### REQUIREMENTS
Find every line in the records below that contains the word "aller", and copy each such line.

### RECORD EXCERPTS
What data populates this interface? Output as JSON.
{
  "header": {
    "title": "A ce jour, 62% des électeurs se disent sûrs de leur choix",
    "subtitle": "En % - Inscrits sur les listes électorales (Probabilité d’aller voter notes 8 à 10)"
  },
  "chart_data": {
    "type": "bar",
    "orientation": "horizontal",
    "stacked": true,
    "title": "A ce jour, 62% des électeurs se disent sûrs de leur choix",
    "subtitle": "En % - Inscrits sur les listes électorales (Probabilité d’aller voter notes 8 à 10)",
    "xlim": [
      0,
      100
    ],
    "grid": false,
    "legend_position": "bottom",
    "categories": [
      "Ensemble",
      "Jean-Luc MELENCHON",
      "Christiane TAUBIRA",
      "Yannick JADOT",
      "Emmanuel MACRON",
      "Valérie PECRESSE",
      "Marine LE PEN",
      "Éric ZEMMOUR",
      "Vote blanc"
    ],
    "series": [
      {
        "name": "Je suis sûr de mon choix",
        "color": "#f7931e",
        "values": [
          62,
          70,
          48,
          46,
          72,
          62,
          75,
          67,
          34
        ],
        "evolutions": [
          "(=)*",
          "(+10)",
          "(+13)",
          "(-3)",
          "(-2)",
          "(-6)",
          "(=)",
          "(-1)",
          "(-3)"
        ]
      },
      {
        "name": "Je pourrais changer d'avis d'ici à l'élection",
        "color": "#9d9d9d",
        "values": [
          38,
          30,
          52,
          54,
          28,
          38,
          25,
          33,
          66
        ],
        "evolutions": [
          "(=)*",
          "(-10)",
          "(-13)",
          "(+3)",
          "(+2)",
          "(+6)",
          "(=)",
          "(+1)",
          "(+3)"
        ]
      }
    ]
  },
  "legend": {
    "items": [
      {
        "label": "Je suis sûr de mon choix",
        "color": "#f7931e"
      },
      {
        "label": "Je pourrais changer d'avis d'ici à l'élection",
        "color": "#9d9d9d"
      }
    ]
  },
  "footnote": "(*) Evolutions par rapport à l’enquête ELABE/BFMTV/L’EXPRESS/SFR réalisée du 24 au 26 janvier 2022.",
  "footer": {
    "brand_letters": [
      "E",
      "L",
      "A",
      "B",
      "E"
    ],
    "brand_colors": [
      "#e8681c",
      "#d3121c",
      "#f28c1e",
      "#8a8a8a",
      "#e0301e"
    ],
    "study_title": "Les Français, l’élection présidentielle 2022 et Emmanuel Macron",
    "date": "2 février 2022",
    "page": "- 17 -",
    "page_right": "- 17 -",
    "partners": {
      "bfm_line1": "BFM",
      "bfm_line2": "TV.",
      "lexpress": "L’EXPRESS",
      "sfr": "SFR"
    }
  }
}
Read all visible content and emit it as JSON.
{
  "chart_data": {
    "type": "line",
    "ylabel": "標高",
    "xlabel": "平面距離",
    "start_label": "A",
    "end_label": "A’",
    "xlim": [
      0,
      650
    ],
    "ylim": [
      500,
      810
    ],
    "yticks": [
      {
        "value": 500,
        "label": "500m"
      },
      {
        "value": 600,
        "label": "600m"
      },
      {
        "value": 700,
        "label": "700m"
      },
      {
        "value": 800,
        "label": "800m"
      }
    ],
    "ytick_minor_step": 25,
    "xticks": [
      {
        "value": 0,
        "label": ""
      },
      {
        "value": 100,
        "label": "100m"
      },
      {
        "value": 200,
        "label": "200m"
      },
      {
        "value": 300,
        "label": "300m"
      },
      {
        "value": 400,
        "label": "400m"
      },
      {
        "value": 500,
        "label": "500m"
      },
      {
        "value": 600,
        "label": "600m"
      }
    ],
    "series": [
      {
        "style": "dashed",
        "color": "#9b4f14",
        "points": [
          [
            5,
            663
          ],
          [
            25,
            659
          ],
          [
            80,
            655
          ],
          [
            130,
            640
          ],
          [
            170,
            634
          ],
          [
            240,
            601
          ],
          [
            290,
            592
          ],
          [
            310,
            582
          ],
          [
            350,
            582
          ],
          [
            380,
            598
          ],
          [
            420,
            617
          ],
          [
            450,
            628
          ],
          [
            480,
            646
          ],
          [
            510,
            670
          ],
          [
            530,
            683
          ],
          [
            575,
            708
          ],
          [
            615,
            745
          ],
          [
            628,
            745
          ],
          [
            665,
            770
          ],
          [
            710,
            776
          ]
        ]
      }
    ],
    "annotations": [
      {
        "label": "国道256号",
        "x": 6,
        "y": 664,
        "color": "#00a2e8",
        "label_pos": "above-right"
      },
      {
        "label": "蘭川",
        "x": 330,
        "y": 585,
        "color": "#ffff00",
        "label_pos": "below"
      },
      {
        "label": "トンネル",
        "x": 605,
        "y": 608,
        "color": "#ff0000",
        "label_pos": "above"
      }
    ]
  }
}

### FULL ANSWER
    "subtitle": "En % - Inscrits sur les listes électorales (Probabilité d’aller voter notes 8 à 10)"
    "subtitle": "En % - Inscrits sur les listes électorales (Probabilité d’aller voter notes 8 à 10)",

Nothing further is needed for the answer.